(Records from a collection of figures)
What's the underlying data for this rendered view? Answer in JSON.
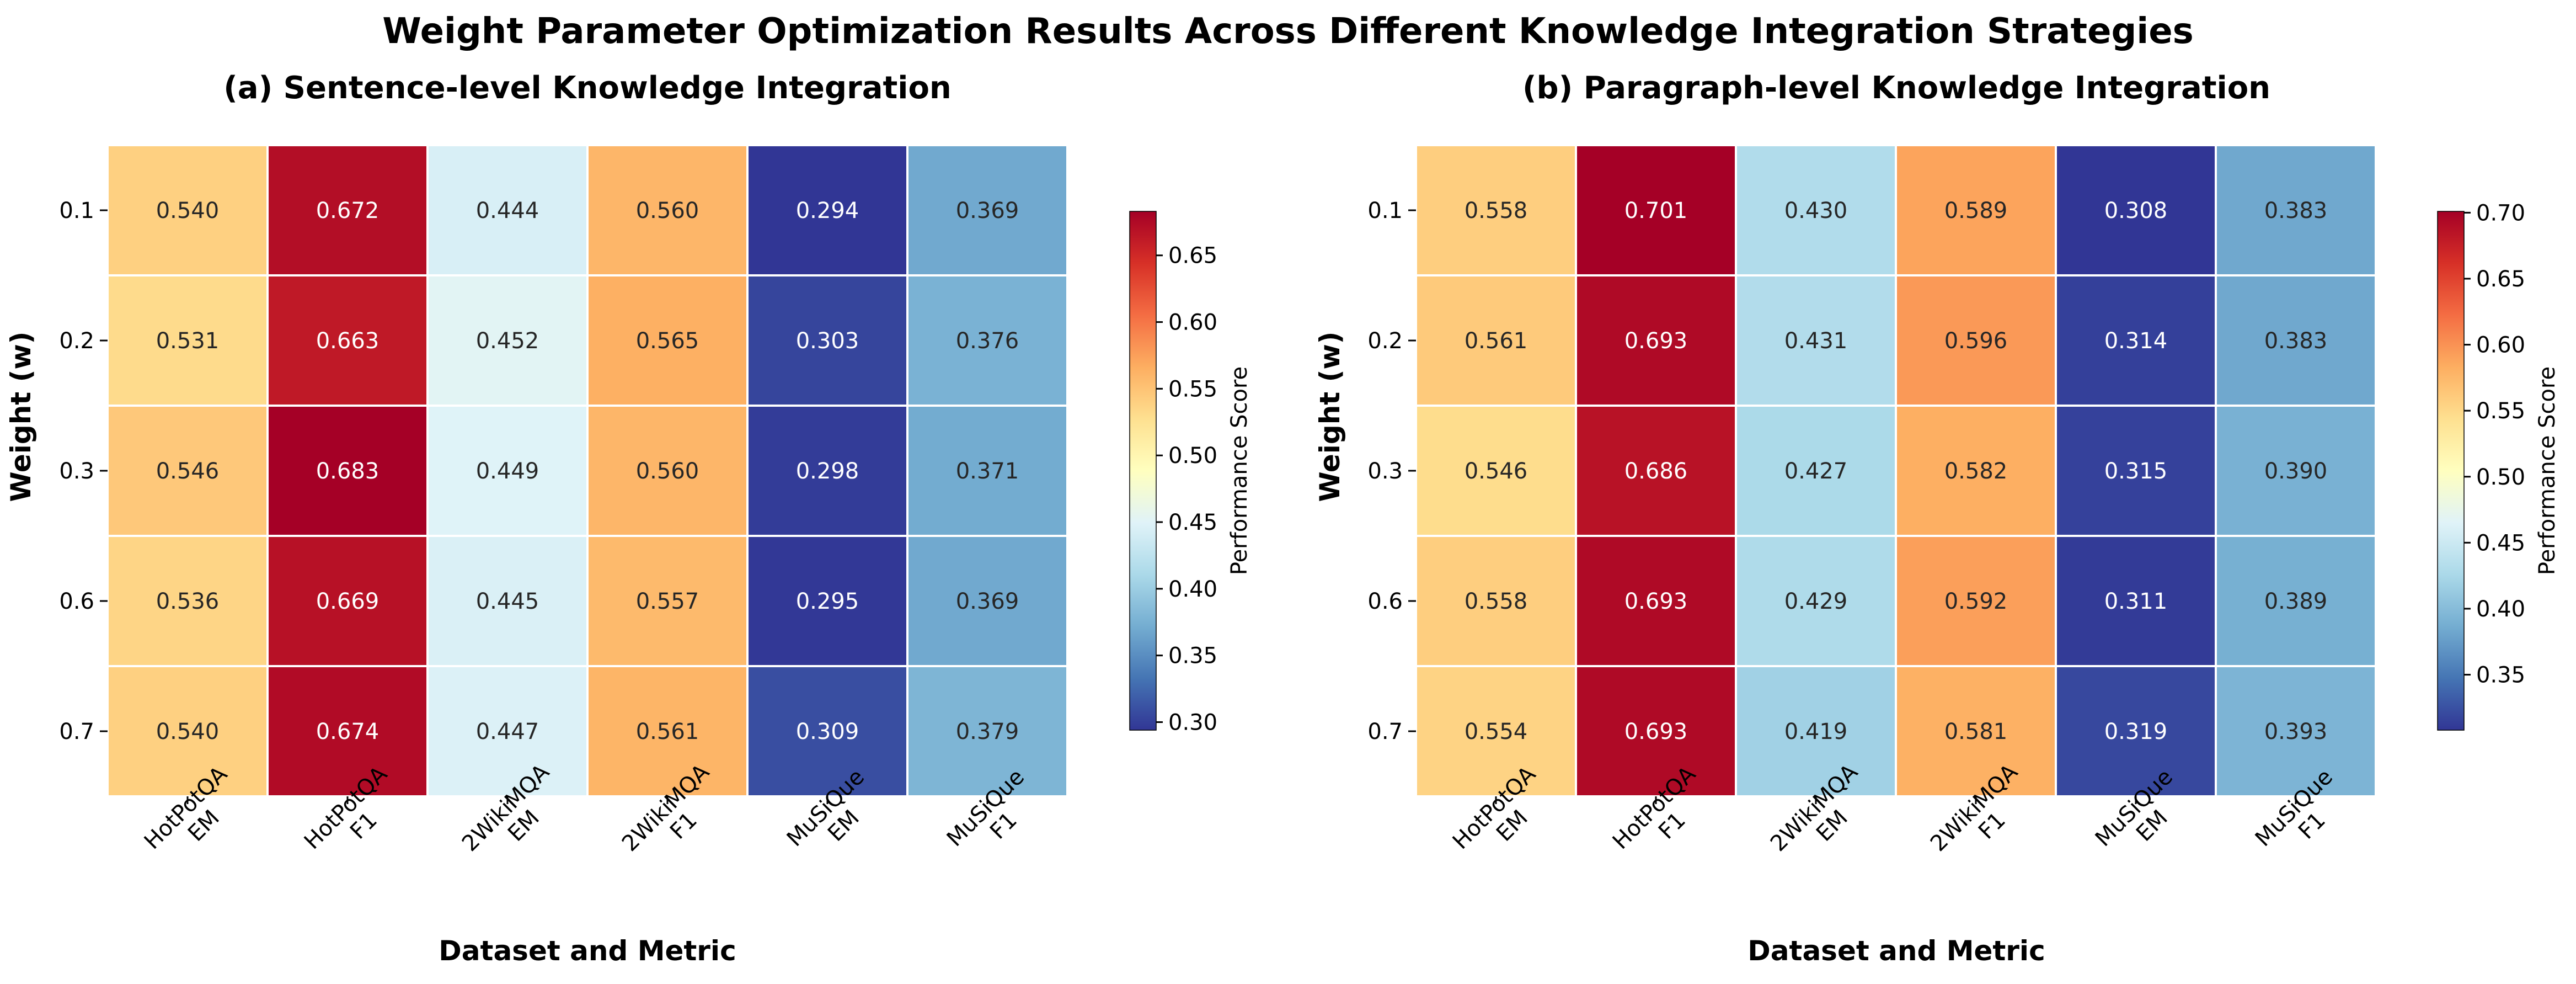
{
  "figure": {
    "title": "Weight Parameter Optimization Results Across Different Knowledge Integration Strategies"
  },
  "chart_data": [
    {
      "type": "heatmap",
      "title": "(a) Sentence-level Knowledge Integration",
      "xlabel": "Dataset and Metric",
      "ylabel": "Weight (w)",
      "x_categories": [
        [
          "HotPotQA",
          "EM"
        ],
        [
          "HotPotQA",
          "F1"
        ],
        [
          "2WikiMQA",
          "EM"
        ],
        [
          "2WikiMQA",
          "F1"
        ],
        [
          "MuSiQue",
          "EM"
        ],
        [
          "MuSiQue",
          "F1"
        ]
      ],
      "y_categories": [
        "0.1",
        "0.2",
        "0.3",
        "0.6",
        "0.7"
      ],
      "values": [
        [
          0.54,
          0.672,
          0.444,
          0.56,
          0.294,
          0.369
        ],
        [
          0.531,
          0.663,
          0.452,
          0.565,
          0.303,
          0.376
        ],
        [
          0.546,
          0.683,
          0.449,
          0.56,
          0.298,
          0.371
        ],
        [
          0.536,
          0.669,
          0.445,
          0.557,
          0.295,
          0.369
        ],
        [
          0.54,
          0.674,
          0.447,
          0.561,
          0.309,
          0.379
        ]
      ],
      "colorbar": {
        "label": "Performance Score",
        "vmin": 0.294,
        "vmax": 0.683,
        "ticks": [
          "0.30",
          "0.35",
          "0.40",
          "0.45",
          "0.50",
          "0.55",
          "0.60",
          "0.65"
        ],
        "colormap": "RdYlBu_r"
      }
    },
    {
      "type": "heatmap",
      "title": "(b) Paragraph-level Knowledge Integration",
      "xlabel": "Dataset and Metric",
      "ylabel": "Weight (w)",
      "x_categories": [
        [
          "HotPotQA",
          "EM"
        ],
        [
          "HotPotQA",
          "F1"
        ],
        [
          "2WikiMQA",
          "EM"
        ],
        [
          "2WikiMQA",
          "F1"
        ],
        [
          "MuSiQue",
          "EM"
        ],
        [
          "MuSiQue",
          "F1"
        ]
      ],
      "y_categories": [
        "0.1",
        "0.2",
        "0.3",
        "0.6",
        "0.7"
      ],
      "values": [
        [
          0.558,
          0.701,
          0.43,
          0.589,
          0.308,
          0.383
        ],
        [
          0.561,
          0.693,
          0.431,
          0.596,
          0.314,
          0.383
        ],
        [
          0.546,
          0.686,
          0.427,
          0.582,
          0.315,
          0.39
        ],
        [
          0.558,
          0.693,
          0.429,
          0.592,
          0.311,
          0.389
        ],
        [
          0.554,
          0.693,
          0.419,
          0.581,
          0.319,
          0.393
        ]
      ],
      "colorbar": {
        "label": "Performance Score",
        "vmin": 0.308,
        "vmax": 0.701,
        "ticks": [
          "0.35",
          "0.40",
          "0.45",
          "0.50",
          "0.55",
          "0.60",
          "0.65",
          "0.70"
        ],
        "colormap": "RdYlBu_r"
      }
    }
  ]
}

• _TASK BRIEF_
Without the pictures, return all the records precisely as they stand.

• _EXERCISE OUTPUT_
What's the underlying data for this rendered view? Answer in JSON.
{
  "figure": {
    "title": "Weight Parameter Optimization Results Across Different Knowledge Integration Strategies"
  },
  "chart_data": [
    {
      "type": "heatmap",
      "title": "(a) Sentence-level Knowledge Integration",
      "xlabel": "Dataset and Metric",
      "ylabel": "Weight (w)",
      "x_categories": [
        [
          "HotPotQA",
          "EM"
        ],
        [
          "HotPotQA",
          "F1"
        ],
        [
          "2WikiMQA",
          "EM"
        ],
        [
          "2WikiMQA",
          "F1"
        ],
        [
          "MuSiQue",
          "EM"
        ],
        [
          "MuSiQue",
          "F1"
        ]
      ],
      "y_categories": [
        "0.1",
        "0.2",
        "0.3",
        "0.6",
        "0.7"
      ],
      "values": [
        [
          0.54,
          0.672,
          0.444,
          0.56,
          0.294,
          0.369
        ],
        [
          0.531,
          0.663,
          0.452,
          0.565,
          0.303,
          0.376
        ],
        [
          0.546,
          0.683,
          0.449,
          0.56,
          0.298,
          0.371
        ],
        [
          0.536,
          0.669,
          0.445,
          0.557,
          0.295,
          0.369
        ],
        [
          0.54,
          0.674,
          0.447,
          0.561,
          0.309,
          0.379
        ]
      ],
      "colorbar": {
        "label": "Performance Score",
        "vmin": 0.294,
        "vmax": 0.683,
        "ticks": [
          "0.30",
          "0.35",
          "0.40",
          "0.45",
          "0.50",
          "0.55",
          "0.60",
          "0.65"
        ],
        "colormap": "RdYlBu_r"
      }
    },
    {
      "type": "heatmap",
      "title": "(b) Paragraph-level Knowledge Integration",
      "xlabel": "Dataset and Metric",
      "ylabel": "Weight (w)",
      "x_categories": [
        [
          "HotPotQA",
          "EM"
        ],
        [
          "HotPotQA",
          "F1"
        ],
        [
          "2WikiMQA",
          "EM"
        ],
        [
          "2WikiMQA",
          "F1"
        ],
        [
          "MuSiQue",
          "EM"
        ],
        [
          "MuSiQue",
          "F1"
        ]
      ],
      "y_categories": [
        "0.1",
        "0.2",
        "0.3",
        "0.6",
        "0.7"
      ],
      "values": [
        [
          0.558,
          0.701,
          0.43,
          0.589,
          0.308,
          0.383
        ],
        [
          0.561,
          0.693,
          0.431,
          0.596,
          0.314,
          0.383
        ],
        [
          0.546,
          0.686,
          0.427,
          0.582,
          0.315,
          0.39
        ],
        [
          0.558,
          0.693,
          0.429,
          0.592,
          0.311,
          0.389
        ],
        [
          0.554,
          0.693,
          0.419,
          0.581,
          0.319,
          0.393
        ]
      ],
      "colorbar": {
        "label": "Performance Score",
        "vmin": 0.308,
        "vmax": 0.701,
        "ticks": [
          "0.35",
          "0.40",
          "0.45",
          "0.50",
          "0.55",
          "0.60",
          "0.65",
          "0.70"
        ],
        "colormap": "RdYlBu_r"
      }
    }
  ]
}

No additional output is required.